[Collected data]
####

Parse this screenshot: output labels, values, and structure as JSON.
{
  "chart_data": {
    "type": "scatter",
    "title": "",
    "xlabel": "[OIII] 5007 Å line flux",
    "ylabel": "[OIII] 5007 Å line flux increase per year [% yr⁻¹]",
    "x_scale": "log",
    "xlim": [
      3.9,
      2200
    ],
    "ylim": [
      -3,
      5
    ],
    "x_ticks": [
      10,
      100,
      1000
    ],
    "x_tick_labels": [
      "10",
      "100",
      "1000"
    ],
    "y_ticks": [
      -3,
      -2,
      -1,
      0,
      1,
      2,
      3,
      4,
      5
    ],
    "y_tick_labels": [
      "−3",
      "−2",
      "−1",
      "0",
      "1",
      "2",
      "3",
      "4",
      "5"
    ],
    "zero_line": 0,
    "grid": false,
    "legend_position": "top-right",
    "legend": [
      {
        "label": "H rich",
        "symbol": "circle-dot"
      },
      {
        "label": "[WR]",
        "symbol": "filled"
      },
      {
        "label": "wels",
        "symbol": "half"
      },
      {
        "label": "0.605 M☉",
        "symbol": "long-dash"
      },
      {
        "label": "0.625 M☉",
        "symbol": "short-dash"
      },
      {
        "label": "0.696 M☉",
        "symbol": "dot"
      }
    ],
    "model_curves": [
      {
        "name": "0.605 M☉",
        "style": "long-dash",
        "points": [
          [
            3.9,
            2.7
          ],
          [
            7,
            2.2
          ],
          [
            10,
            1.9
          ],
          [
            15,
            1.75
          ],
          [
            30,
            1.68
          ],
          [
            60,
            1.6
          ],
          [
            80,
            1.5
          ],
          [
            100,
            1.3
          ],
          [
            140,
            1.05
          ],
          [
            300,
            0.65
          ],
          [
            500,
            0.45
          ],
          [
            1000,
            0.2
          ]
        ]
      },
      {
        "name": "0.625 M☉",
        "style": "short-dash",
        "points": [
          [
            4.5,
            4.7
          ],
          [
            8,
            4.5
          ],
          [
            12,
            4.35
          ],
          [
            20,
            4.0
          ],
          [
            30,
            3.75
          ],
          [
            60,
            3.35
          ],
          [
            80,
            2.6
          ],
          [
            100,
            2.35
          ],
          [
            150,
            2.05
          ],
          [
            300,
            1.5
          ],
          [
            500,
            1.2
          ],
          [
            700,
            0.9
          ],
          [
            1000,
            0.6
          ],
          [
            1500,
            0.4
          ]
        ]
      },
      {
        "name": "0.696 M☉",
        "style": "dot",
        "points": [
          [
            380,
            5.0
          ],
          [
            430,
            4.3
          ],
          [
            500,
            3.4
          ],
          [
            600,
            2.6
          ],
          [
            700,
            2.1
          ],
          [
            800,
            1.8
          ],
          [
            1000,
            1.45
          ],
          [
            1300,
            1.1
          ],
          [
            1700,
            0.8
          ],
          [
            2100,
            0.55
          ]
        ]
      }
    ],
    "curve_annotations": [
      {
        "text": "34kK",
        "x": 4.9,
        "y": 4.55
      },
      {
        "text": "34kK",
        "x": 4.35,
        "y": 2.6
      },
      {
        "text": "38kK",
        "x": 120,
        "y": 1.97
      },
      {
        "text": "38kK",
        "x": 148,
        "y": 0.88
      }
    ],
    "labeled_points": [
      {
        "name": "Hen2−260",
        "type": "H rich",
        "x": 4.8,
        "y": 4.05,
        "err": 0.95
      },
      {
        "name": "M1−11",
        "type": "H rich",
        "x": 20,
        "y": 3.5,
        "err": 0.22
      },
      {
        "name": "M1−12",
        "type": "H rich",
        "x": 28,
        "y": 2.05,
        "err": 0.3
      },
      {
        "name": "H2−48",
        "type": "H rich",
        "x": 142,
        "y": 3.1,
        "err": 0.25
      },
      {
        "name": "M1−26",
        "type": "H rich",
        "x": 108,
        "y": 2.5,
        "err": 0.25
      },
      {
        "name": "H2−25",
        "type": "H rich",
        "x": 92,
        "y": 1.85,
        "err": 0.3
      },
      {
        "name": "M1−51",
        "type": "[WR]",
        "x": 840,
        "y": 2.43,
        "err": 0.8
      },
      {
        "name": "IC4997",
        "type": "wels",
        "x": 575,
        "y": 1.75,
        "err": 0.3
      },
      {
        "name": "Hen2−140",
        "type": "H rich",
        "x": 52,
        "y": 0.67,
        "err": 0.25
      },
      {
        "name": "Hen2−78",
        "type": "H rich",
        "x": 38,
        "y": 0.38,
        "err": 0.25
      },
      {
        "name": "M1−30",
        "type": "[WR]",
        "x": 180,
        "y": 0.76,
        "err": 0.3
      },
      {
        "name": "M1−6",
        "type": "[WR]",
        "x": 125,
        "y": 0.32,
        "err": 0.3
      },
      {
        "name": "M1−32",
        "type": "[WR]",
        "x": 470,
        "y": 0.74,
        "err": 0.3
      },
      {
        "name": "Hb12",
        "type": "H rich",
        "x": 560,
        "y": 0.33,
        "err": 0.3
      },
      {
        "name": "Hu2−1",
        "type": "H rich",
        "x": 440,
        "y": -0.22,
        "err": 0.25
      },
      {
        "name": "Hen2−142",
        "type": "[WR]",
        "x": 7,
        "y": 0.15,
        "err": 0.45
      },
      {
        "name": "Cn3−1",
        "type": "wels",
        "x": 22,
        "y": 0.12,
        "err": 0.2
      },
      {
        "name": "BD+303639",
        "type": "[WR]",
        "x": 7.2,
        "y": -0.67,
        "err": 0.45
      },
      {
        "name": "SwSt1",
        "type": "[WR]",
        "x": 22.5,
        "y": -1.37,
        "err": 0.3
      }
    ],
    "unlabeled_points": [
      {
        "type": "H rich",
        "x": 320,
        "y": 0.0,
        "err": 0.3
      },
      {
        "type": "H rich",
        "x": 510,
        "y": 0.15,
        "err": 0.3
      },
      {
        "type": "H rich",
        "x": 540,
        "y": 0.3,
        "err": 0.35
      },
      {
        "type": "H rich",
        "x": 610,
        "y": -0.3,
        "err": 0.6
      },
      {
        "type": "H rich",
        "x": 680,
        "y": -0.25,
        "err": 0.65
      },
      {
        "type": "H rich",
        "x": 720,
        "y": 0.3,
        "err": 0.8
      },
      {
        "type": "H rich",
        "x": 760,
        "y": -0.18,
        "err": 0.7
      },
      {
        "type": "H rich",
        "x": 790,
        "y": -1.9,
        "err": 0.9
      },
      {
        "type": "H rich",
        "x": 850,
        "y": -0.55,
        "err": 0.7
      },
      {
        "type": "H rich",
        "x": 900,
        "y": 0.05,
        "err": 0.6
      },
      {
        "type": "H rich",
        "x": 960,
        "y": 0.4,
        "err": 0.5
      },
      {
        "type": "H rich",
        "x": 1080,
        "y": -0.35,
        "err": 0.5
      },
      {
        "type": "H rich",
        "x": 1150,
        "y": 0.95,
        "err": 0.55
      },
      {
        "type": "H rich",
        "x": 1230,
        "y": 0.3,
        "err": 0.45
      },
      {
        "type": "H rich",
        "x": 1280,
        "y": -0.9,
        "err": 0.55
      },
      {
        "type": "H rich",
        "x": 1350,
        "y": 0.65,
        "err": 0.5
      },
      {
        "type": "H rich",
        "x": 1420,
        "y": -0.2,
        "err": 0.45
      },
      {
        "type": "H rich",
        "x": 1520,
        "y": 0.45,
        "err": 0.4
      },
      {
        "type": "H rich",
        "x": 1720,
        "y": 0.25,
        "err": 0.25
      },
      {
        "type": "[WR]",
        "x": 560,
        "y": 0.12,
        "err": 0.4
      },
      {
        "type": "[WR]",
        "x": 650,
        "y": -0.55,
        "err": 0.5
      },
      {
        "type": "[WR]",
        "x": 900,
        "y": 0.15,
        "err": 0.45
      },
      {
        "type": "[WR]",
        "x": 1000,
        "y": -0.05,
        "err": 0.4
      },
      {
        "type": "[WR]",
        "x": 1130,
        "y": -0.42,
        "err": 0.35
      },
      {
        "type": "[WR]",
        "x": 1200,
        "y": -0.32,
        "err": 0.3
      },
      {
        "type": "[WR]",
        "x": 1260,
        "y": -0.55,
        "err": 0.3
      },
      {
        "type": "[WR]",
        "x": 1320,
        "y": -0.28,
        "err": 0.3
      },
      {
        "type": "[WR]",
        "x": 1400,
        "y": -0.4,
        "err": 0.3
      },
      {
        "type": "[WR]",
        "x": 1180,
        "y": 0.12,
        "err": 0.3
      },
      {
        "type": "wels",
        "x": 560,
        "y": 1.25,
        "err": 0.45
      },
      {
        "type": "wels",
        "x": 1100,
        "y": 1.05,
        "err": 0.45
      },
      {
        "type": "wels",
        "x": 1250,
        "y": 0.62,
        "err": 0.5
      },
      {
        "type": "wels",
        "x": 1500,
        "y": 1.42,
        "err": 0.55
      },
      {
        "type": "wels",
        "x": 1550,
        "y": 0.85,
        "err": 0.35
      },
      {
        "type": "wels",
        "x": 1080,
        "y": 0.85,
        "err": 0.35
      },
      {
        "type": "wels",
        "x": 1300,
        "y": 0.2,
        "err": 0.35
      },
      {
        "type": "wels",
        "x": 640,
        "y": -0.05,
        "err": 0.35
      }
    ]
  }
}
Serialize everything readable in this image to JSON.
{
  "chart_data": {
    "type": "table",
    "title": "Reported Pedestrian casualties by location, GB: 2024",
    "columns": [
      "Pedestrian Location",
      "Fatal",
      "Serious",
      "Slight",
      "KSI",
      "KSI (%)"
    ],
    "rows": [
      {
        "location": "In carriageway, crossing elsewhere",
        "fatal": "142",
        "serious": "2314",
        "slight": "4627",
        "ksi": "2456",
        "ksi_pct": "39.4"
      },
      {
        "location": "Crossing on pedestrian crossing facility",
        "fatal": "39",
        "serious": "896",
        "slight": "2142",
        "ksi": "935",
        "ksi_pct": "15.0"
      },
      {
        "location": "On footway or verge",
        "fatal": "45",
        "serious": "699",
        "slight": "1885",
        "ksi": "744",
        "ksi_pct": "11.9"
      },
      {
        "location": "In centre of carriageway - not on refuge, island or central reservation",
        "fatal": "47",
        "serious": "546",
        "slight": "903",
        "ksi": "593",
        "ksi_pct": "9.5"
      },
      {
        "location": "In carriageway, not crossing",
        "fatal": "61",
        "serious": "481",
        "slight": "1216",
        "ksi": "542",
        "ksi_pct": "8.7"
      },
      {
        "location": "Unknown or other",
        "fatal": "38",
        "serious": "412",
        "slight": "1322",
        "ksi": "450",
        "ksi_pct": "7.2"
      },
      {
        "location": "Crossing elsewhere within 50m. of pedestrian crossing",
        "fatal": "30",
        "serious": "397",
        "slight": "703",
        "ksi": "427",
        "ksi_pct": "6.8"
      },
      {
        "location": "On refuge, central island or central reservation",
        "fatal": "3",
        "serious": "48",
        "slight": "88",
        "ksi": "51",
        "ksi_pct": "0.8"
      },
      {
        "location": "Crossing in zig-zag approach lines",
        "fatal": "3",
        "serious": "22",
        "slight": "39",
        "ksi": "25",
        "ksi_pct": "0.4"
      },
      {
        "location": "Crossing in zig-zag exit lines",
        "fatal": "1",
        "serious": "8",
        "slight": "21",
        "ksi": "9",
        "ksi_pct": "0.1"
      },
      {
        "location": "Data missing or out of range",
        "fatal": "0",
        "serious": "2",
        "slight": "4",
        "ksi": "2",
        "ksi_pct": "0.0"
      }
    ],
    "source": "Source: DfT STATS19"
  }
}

####

-- The exercise --
Of the lines in this data, how many contain "island"? Reply with only the number.

-- Written reply --
2